| Goal of the exercise |
Return all lines where the word "boss" can be found.

| Records excerpted from a collection |
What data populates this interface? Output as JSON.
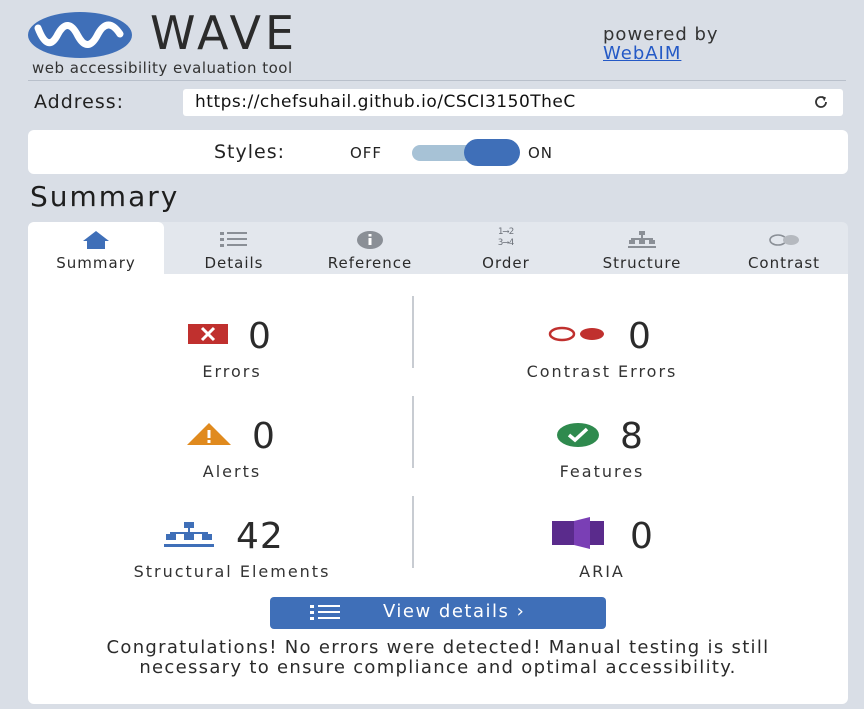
{
  "header": {
    "logo_text": "WAVE",
    "tagline": "web accessibility evaluation tool",
    "powered_by": "powered by",
    "webaim_link": "WebAIM"
  },
  "address": {
    "label": "Address:",
    "value": "https://chefsuhail.github.io/CSCI3150TheC"
  },
  "styles": {
    "label": "Styles:",
    "off": "OFF",
    "on": "ON",
    "state": "on"
  },
  "summary_heading": "Summary",
  "tabs": [
    {
      "label": "Summary",
      "icon": "home-icon",
      "active": true
    },
    {
      "label": "Details",
      "icon": "list-icon"
    },
    {
      "label": "Reference",
      "icon": "info-icon"
    },
    {
      "label": "Order",
      "icon": "order-icon",
      "icon_text": [
        "1⟶2",
        "3⟶4"
      ]
    },
    {
      "label": "Structure",
      "icon": "structure-icon"
    },
    {
      "label": "Contrast",
      "icon": "contrast-icon"
    }
  ],
  "stats": {
    "errors": {
      "count": "0",
      "label": "Errors",
      "icon": "error-icon"
    },
    "contrast_errors": {
      "count": "0",
      "label": "Contrast Errors",
      "icon": "contrast-error-icon"
    },
    "alerts": {
      "count": "0",
      "label": "Alerts",
      "icon": "alert-icon"
    },
    "features": {
      "count": "8",
      "label": "Features",
      "icon": "feature-check-icon"
    },
    "structural": {
      "count": "42",
      "label": "Structural Elements",
      "icon": "structure-icon"
    },
    "aria": {
      "count": "0",
      "label": "ARIA",
      "icon": "aria-icon"
    }
  },
  "view_details": {
    "label": "View details ›"
  },
  "congrats": "Congratulations! No errors were detected! Manual testing is still necessary to ensure compliance and optimal accessibility.",
  "colors": {
    "accent": "#3f6fb8",
    "error": "#c0302e",
    "alert": "#e08a1e",
    "feature": "#2f8a4e",
    "aria": "#5a2b8c",
    "background": "#d9dee6"
  }
}
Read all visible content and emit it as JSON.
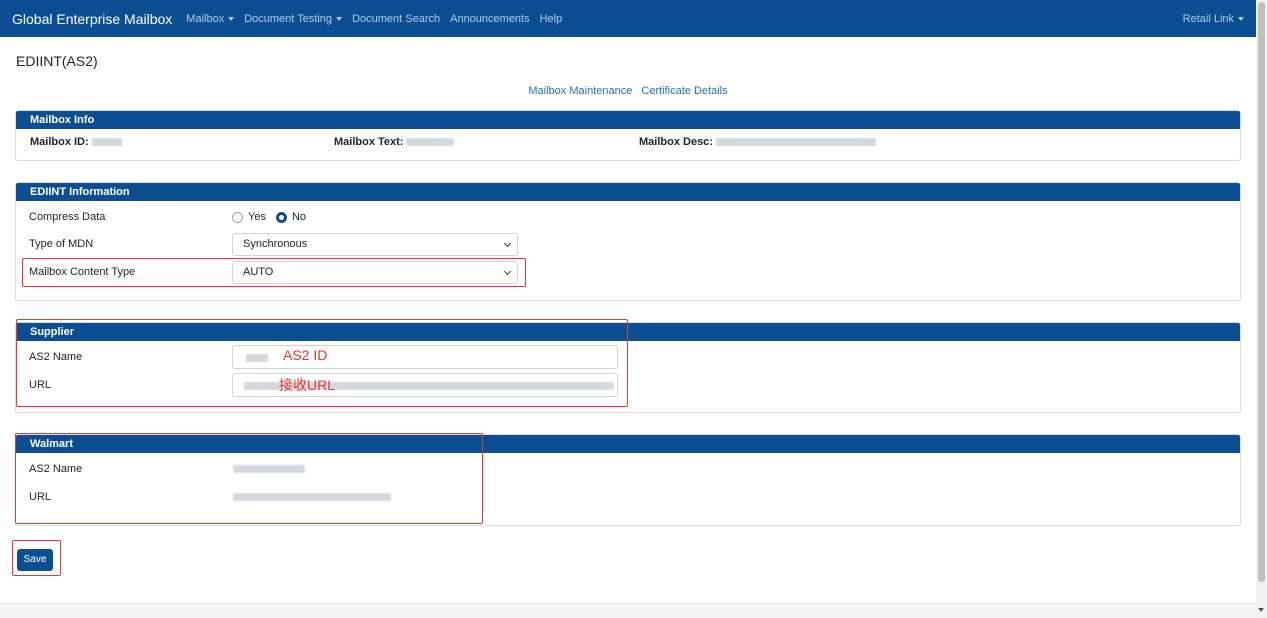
{
  "navbar": {
    "brand": "Global Enterprise Mailbox",
    "items": [
      {
        "label": "Mailbox",
        "has_dropdown": true
      },
      {
        "label": "Document Testing",
        "has_dropdown": true
      },
      {
        "label": "Document Search",
        "has_dropdown": false
      },
      {
        "label": "Announcements",
        "has_dropdown": false
      },
      {
        "label": "Help",
        "has_dropdown": false
      }
    ],
    "user_menu": "Retail Link"
  },
  "page": {
    "title": "EDIINT(AS2)",
    "links": [
      "Mailbox Maintenance",
      "Certificate Details"
    ]
  },
  "mailbox_info": {
    "header": "Mailbox Info",
    "id_label": "Mailbox ID:",
    "text_label": "Mailbox Text:",
    "desc_label": "Mailbox Desc:"
  },
  "ediint": {
    "header": "EDIINT Information",
    "compress_label": "Compress Data",
    "compress_options": [
      "Yes",
      "No"
    ],
    "compress_selected": "No",
    "mdn_label": "Type of MDN",
    "mdn_value": "Synchronous",
    "content_type_label": "Mailbox Content Type",
    "content_type_value": "AUTO"
  },
  "supplier": {
    "header": "Supplier",
    "as2_label": "AS2 Name",
    "url_label": "URL",
    "as2_annotation": "AS2 ID",
    "url_annotation": "接收URL"
  },
  "walmart": {
    "header": "Walmart",
    "as2_label": "AS2 Name",
    "url_label": "URL"
  },
  "actions": {
    "save": "Save"
  },
  "colors": {
    "primary": "#0b4f92",
    "nav_link": "#aecde9",
    "link": "#2672b6",
    "annotation": "#e53935"
  }
}
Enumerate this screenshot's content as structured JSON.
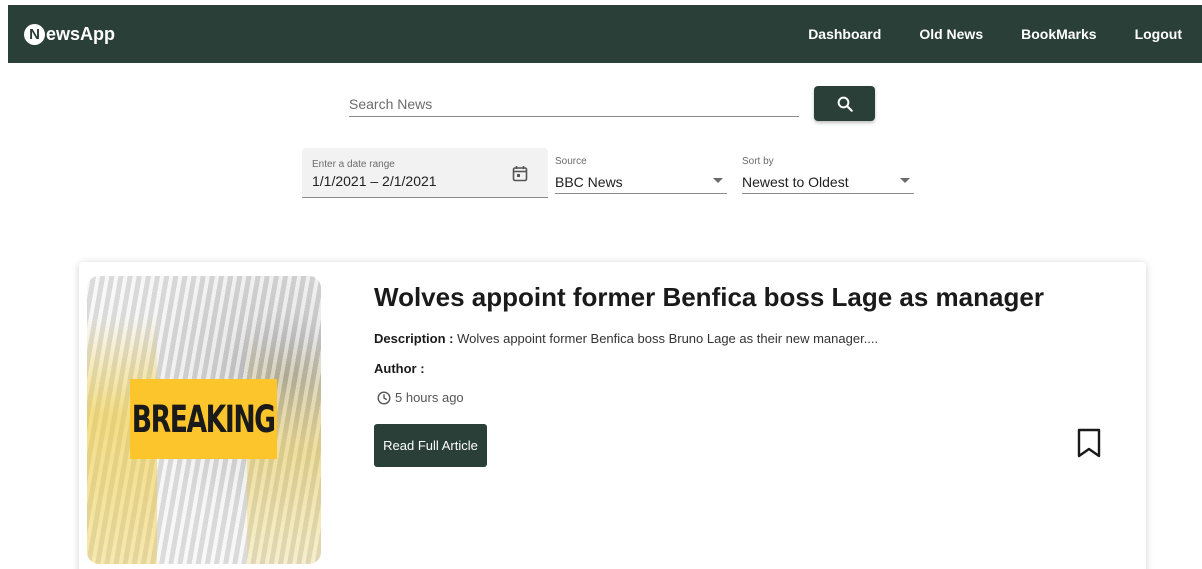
{
  "navbar": {
    "brand_badge": "N",
    "brand_text": "ewsApp",
    "links": [
      "Dashboard",
      "Old News",
      "BookMarks",
      "Logout"
    ],
    "color": "#2b3f39"
  },
  "search": {
    "placeholder": "Search News",
    "button_icon": "search-icon"
  },
  "filters": {
    "date": {
      "label": "Enter a date range",
      "value": "1/1/2021 – 2/1/2021",
      "icon": "calendar-icon"
    },
    "source": {
      "label": "Source",
      "value": "BBC News"
    },
    "sort": {
      "label": "Sort by",
      "value": "Newest to Oldest"
    }
  },
  "article": {
    "image_text": "BREAKING",
    "title": "Wolves appoint former Benfica boss Lage as manager",
    "description_label": "Description :",
    "description": "Wolves appoint former Benfica boss Bruno Lage as their new manager....",
    "author_label": "Author :",
    "time": "5 hours ago",
    "read_button": "Read Full Article",
    "bookmark_icon": "bookmark-icon"
  }
}
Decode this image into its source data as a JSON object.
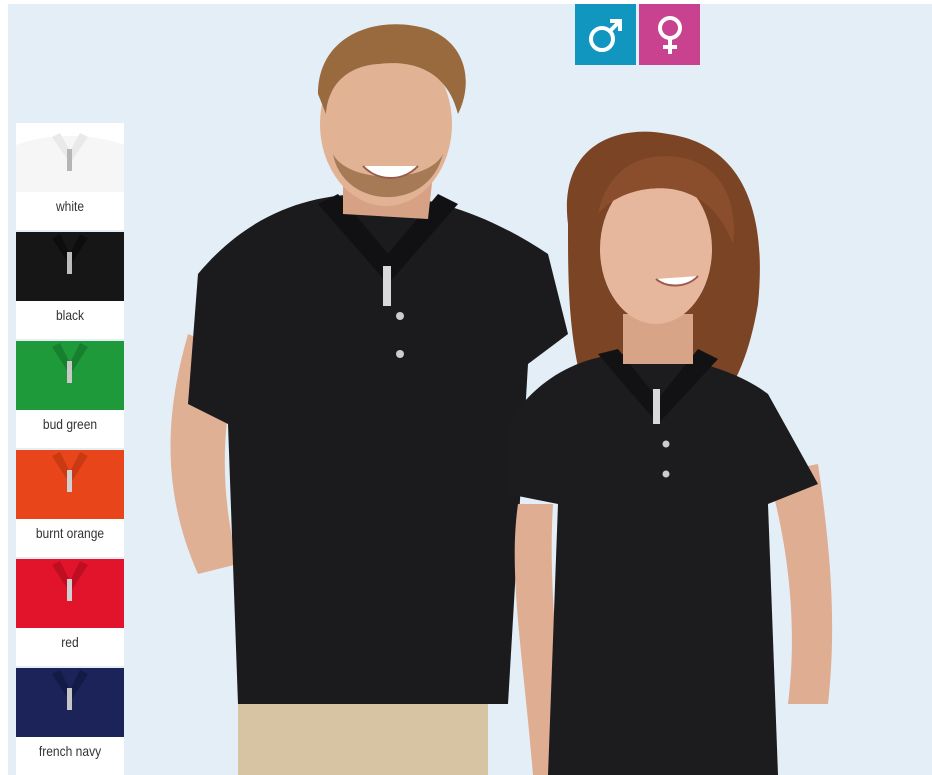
{
  "gender_toggle": {
    "male": {
      "icon": "male-symbol-icon",
      "color": "#1196c0"
    },
    "female": {
      "icon": "female-symbol-icon",
      "color": "#c8428f"
    }
  },
  "swatches": [
    {
      "label": "white",
      "color": "#f6f6f6",
      "collar": "#e9e9e9"
    },
    {
      "label": "black",
      "color": "#161616",
      "collar": "#0d0d0d"
    },
    {
      "label": "bud green",
      "color": "#1f9a3b",
      "collar": "#17802f"
    },
    {
      "label": "burnt orange",
      "color": "#e8461a",
      "collar": "#c93912"
    },
    {
      "label": "red",
      "color": "#e1142c",
      "collar": "#bf0e22"
    },
    {
      "label": "french navy",
      "color": "#1b2358",
      "collar": "#121a45"
    }
  ],
  "background_color": "#e4eef6"
}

| Output for this exercise |
    "title": "Wolves appoint former Benfica boss Lage as manager",
    "description": "Wolves appoint former Benfica boss Bruno Lage as their new manager....",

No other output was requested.